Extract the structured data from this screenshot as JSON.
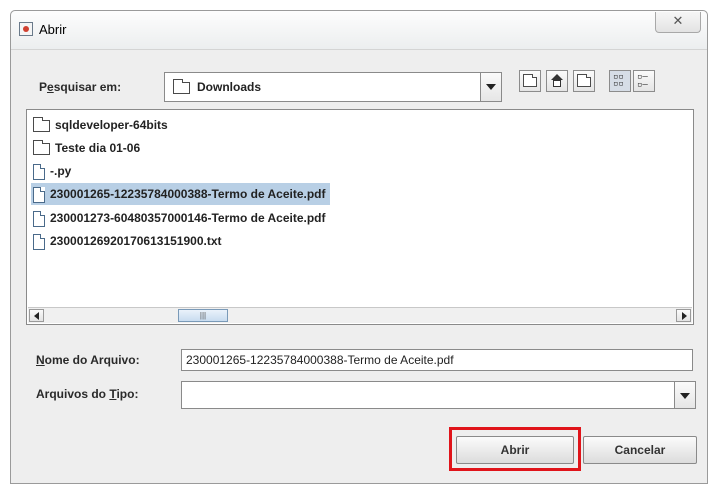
{
  "window": {
    "title": "Abrir",
    "close_label": "⌦"
  },
  "lookin": {
    "label_prefix": "P",
    "label_u": "e",
    "label_rest": "squisar em:",
    "value": "Downloads"
  },
  "files": [
    {
      "name": "sqldeveloper-64bits",
      "type": "folder"
    },
    {
      "name": "Teste dia 01-06",
      "type": "folder"
    },
    {
      "name": "-.py",
      "type": "file"
    },
    {
      "name": "230001265-12235784000388-Termo de Aceite.pdf",
      "type": "file",
      "selected": true
    },
    {
      "name": "230001273-60480357000146-Termo de Aceite.pdf",
      "type": "file"
    },
    {
      "name": "23000126920170613151900.txt",
      "type": "file"
    }
  ],
  "scroll_thumb_glyph": "|||",
  "filename": {
    "label_u": "N",
    "label_rest": "ome do Arquivo:",
    "value": "230001265-12235784000388-Termo de Aceite.pdf"
  },
  "filetype": {
    "label_prefix": "Arquivos do ",
    "label_u": "T",
    "label_rest": "ipo:",
    "value": ""
  },
  "buttons": {
    "open": "Abrir",
    "cancel": "Cancelar"
  },
  "highlight_color": "#e0141a"
}
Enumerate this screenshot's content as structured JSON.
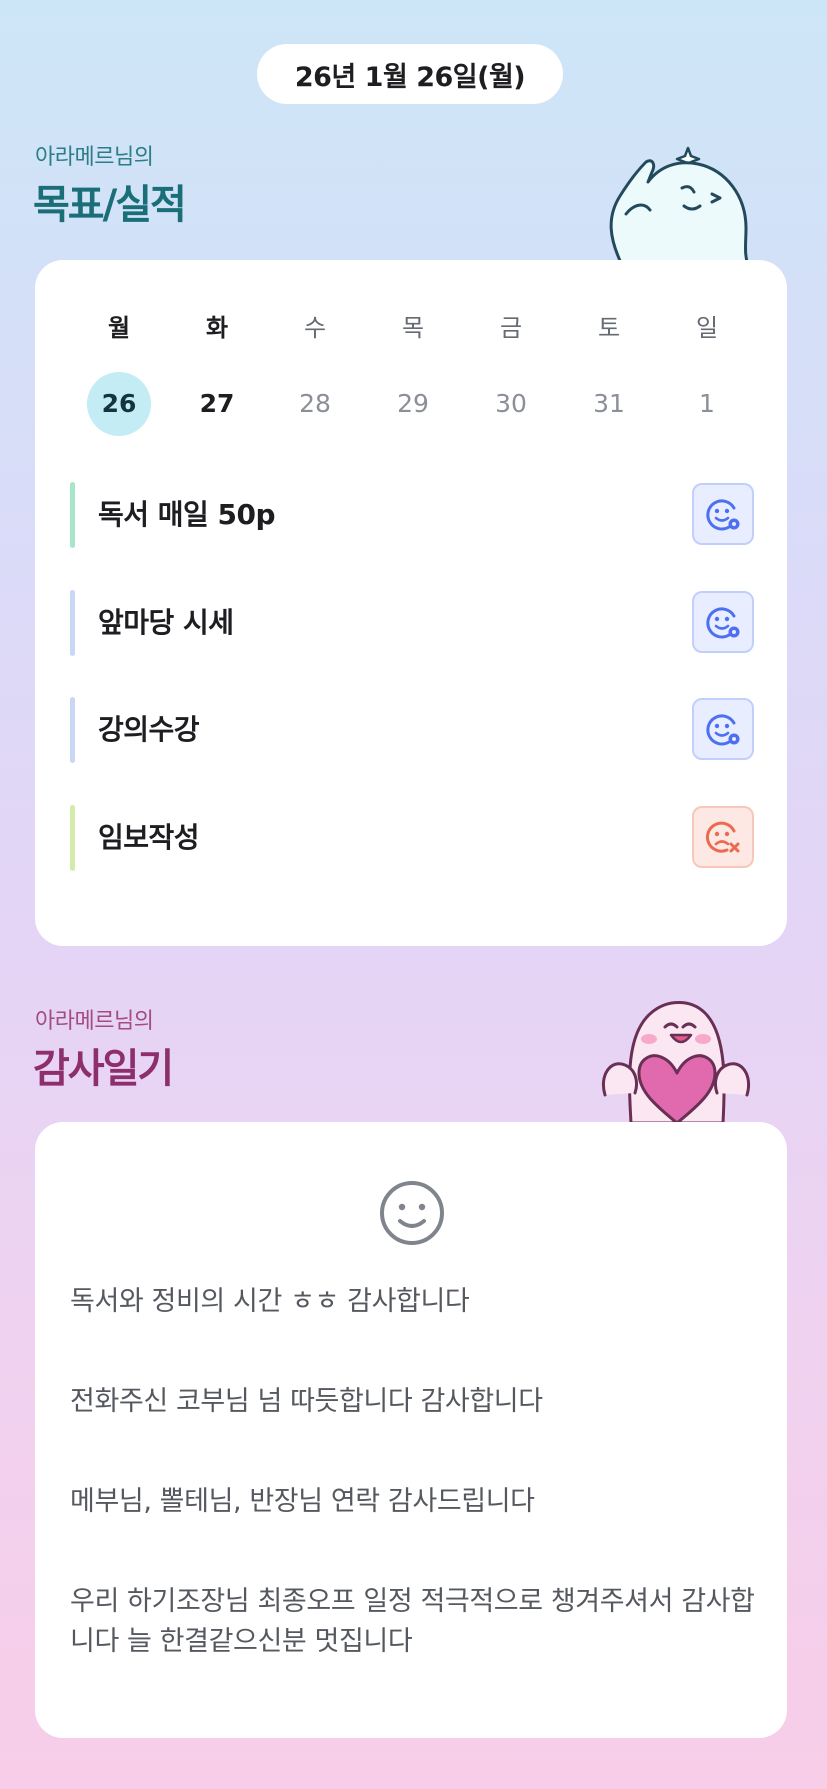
{
  "header": {
    "date": "26년 1월 26일(월)"
  },
  "goals_section": {
    "owner_label": "아라메르님의",
    "title": "목표/실적",
    "weekdays": [
      "월",
      "화",
      "수",
      "목",
      "금",
      "토",
      "일"
    ],
    "dates": [
      "26",
      "27",
      "28",
      "29",
      "30",
      "31",
      "1"
    ],
    "today_index": 0,
    "goals": [
      {
        "name": "독서 매일 50p",
        "bar_color": "#a7e6c8",
        "status": "smile-icon"
      },
      {
        "name": "앞마당 시세",
        "bar_color": "#c9d6f6",
        "status": "smile-icon"
      },
      {
        "name": "강의수강",
        "bar_color": "#c9d6f6",
        "status": "smile-icon"
      },
      {
        "name": "임보작성",
        "bar_color": "#d3ecaa",
        "status": "sad-icon"
      }
    ]
  },
  "gratitude_section": {
    "owner_label": "아라메르님의",
    "title": "감사일기",
    "mood_icon": "smile-outline-icon",
    "entries": [
      "독서와 정비의 시간 ㅎㅎ 감사합니다",
      "전화주신 코부님 넘 따듯합니다 감사합니다",
      "메부님, 뽈테님, 반장님 연락 감사드립니다",
      "우리 하기조장님 최종오프 일정 적극적으로 챙겨주셔서 감사합니다 늘 한결같으신분 멋집니다"
    ]
  },
  "colors": {
    "today_circle": "#c3ecf5",
    "ok_icon": "#4d6ff2",
    "ng_icon": "#ec6a4f",
    "goal_title": "#1a6e78",
    "gratitude_title": "#8c2f6c"
  }
}
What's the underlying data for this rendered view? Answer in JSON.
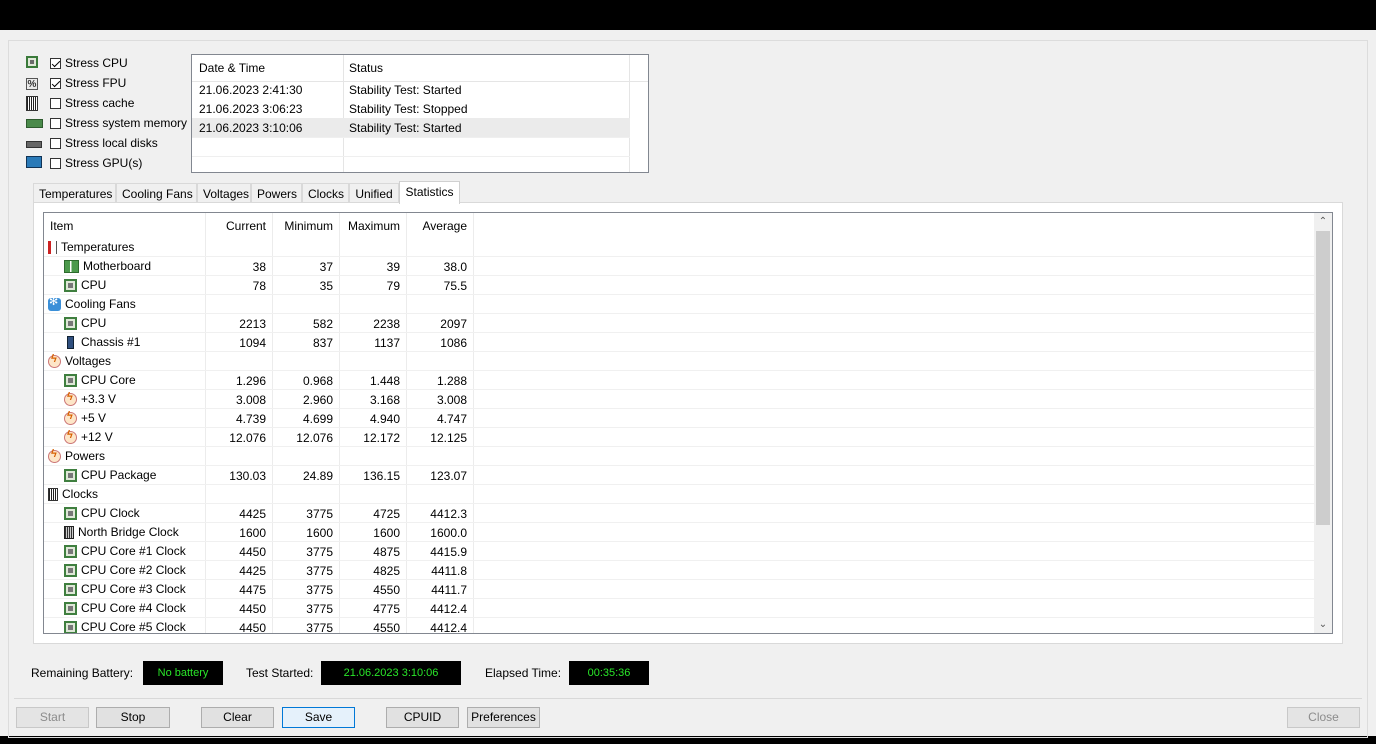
{
  "stress": [
    {
      "label": "Stress CPU",
      "checked": true,
      "icon": "cpu-chip-icon"
    },
    {
      "label": "Stress FPU",
      "checked": true,
      "icon": "fpu-icon"
    },
    {
      "label": "Stress cache",
      "checked": false,
      "icon": "cache-icon"
    },
    {
      "label": "Stress system memory",
      "checked": false,
      "icon": "memory-icon"
    },
    {
      "label": "Stress local disks",
      "checked": false,
      "icon": "disk-icon"
    },
    {
      "label": "Stress GPU(s)",
      "checked": false,
      "icon": "gpu-icon"
    }
  ],
  "fpu_icon_text": "%",
  "log": {
    "headers": [
      "Date & Time",
      "Status"
    ],
    "rows": [
      {
        "datetime": "21.06.2023 2:41:30",
        "status": "Stability Test: Started"
      },
      {
        "datetime": "21.06.2023 3:06:23",
        "status": "Stability Test: Stopped"
      },
      {
        "datetime": "21.06.2023 3:10:06",
        "status": "Stability Test: Started"
      }
    ]
  },
  "tabs": [
    "Temperatures",
    "Cooling Fans",
    "Voltages",
    "Powers",
    "Clocks",
    "Unified",
    "Statistics"
  ],
  "active_tab": "Statistics",
  "stats": {
    "headers": [
      "Item",
      "Current",
      "Minimum",
      "Maximum",
      "Average"
    ],
    "rows": [
      {
        "level": 0,
        "icon": "thermometer-icon",
        "name": "Temperatures"
      },
      {
        "level": 1,
        "icon": "motherboard-icon",
        "name": "Motherboard",
        "current": "38",
        "min": "37",
        "max": "39",
        "avg": "38.0"
      },
      {
        "level": 1,
        "icon": "cpu-chip-icon",
        "name": "CPU",
        "current": "78",
        "min": "35",
        "max": "79",
        "avg": "75.5"
      },
      {
        "level": 0,
        "icon": "fan-icon",
        "name": "Cooling Fans"
      },
      {
        "level": 1,
        "icon": "cpu-chip-icon",
        "name": "CPU",
        "current": "2213",
        "min": "582",
        "max": "2238",
        "avg": "2097"
      },
      {
        "level": 1,
        "icon": "chassis-icon",
        "name": "Chassis #1",
        "current": "1094",
        "min": "837",
        "max": "1137",
        "avg": "1086"
      },
      {
        "level": 0,
        "icon": "voltage-icon",
        "name": "Voltages"
      },
      {
        "level": 1,
        "icon": "cpu-chip-icon",
        "name": "CPU Core",
        "current": "1.296",
        "min": "0.968",
        "max": "1.448",
        "avg": "1.288"
      },
      {
        "level": 1,
        "icon": "voltage-icon",
        "name": "+3.3 V",
        "current": "3.008",
        "min": "2.960",
        "max": "3.168",
        "avg": "3.008"
      },
      {
        "level": 1,
        "icon": "voltage-icon",
        "name": "+5 V",
        "current": "4.739",
        "min": "4.699",
        "max": "4.940",
        "avg": "4.747"
      },
      {
        "level": 1,
        "icon": "voltage-icon",
        "name": "+12 V",
        "current": "12.076",
        "min": "12.076",
        "max": "12.172",
        "avg": "12.125"
      },
      {
        "level": 0,
        "icon": "voltage-icon",
        "name": "Powers"
      },
      {
        "level": 1,
        "icon": "cpu-chip-icon",
        "name": "CPU Package",
        "current": "130.03",
        "min": "24.89",
        "max": "136.15",
        "avg": "123.07"
      },
      {
        "level": 0,
        "icon": "clock-icon",
        "name": "Clocks"
      },
      {
        "level": 1,
        "icon": "cpu-chip-icon",
        "name": "CPU Clock",
        "current": "4425",
        "min": "3775",
        "max": "4725",
        "avg": "4412.3"
      },
      {
        "level": 1,
        "icon": "northbridge-icon",
        "name": "North Bridge Clock",
        "current": "1600",
        "min": "1600",
        "max": "1600",
        "avg": "1600.0"
      },
      {
        "level": 1,
        "icon": "cpu-chip-icon",
        "name": "CPU Core #1 Clock",
        "current": "4450",
        "min": "3775",
        "max": "4875",
        "avg": "4415.9"
      },
      {
        "level": 1,
        "icon": "cpu-chip-icon",
        "name": "CPU Core #2 Clock",
        "current": "4425",
        "min": "3775",
        "max": "4825",
        "avg": "4411.8"
      },
      {
        "level": 1,
        "icon": "cpu-chip-icon",
        "name": "CPU Core #3 Clock",
        "current": "4475",
        "min": "3775",
        "max": "4550",
        "avg": "4411.7"
      },
      {
        "level": 1,
        "icon": "cpu-chip-icon",
        "name": "CPU Core #4 Clock",
        "current": "4450",
        "min": "3775",
        "max": "4775",
        "avg": "4412.4"
      },
      {
        "level": 1,
        "icon": "cpu-chip-icon",
        "name": "CPU Core #5 Clock",
        "current": "4450",
        "min": "3775",
        "max": "4550",
        "avg": "4412.4"
      }
    ]
  },
  "status": {
    "battery_label": "Remaining Battery:",
    "battery_value": "No battery",
    "started_label": "Test Started:",
    "started_value": "21.06.2023 3:10:06",
    "elapsed_label": "Elapsed Time:",
    "elapsed_value": "00:35:36",
    "value_color": "#29e629"
  },
  "buttons": {
    "start": "Start",
    "stop": "Stop",
    "clear": "Clear",
    "save": "Save",
    "cpuid": "CPUID",
    "preferences": "Preferences",
    "close": "Close"
  }
}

──────

» **What this task involves**:
Identify each line in the records above that contains the word "screenshot", and copy it out in full.

» **Response**:
Extract the structured data from this screenshot as JSON.
Enumerate this screenshot's content as structured JSON.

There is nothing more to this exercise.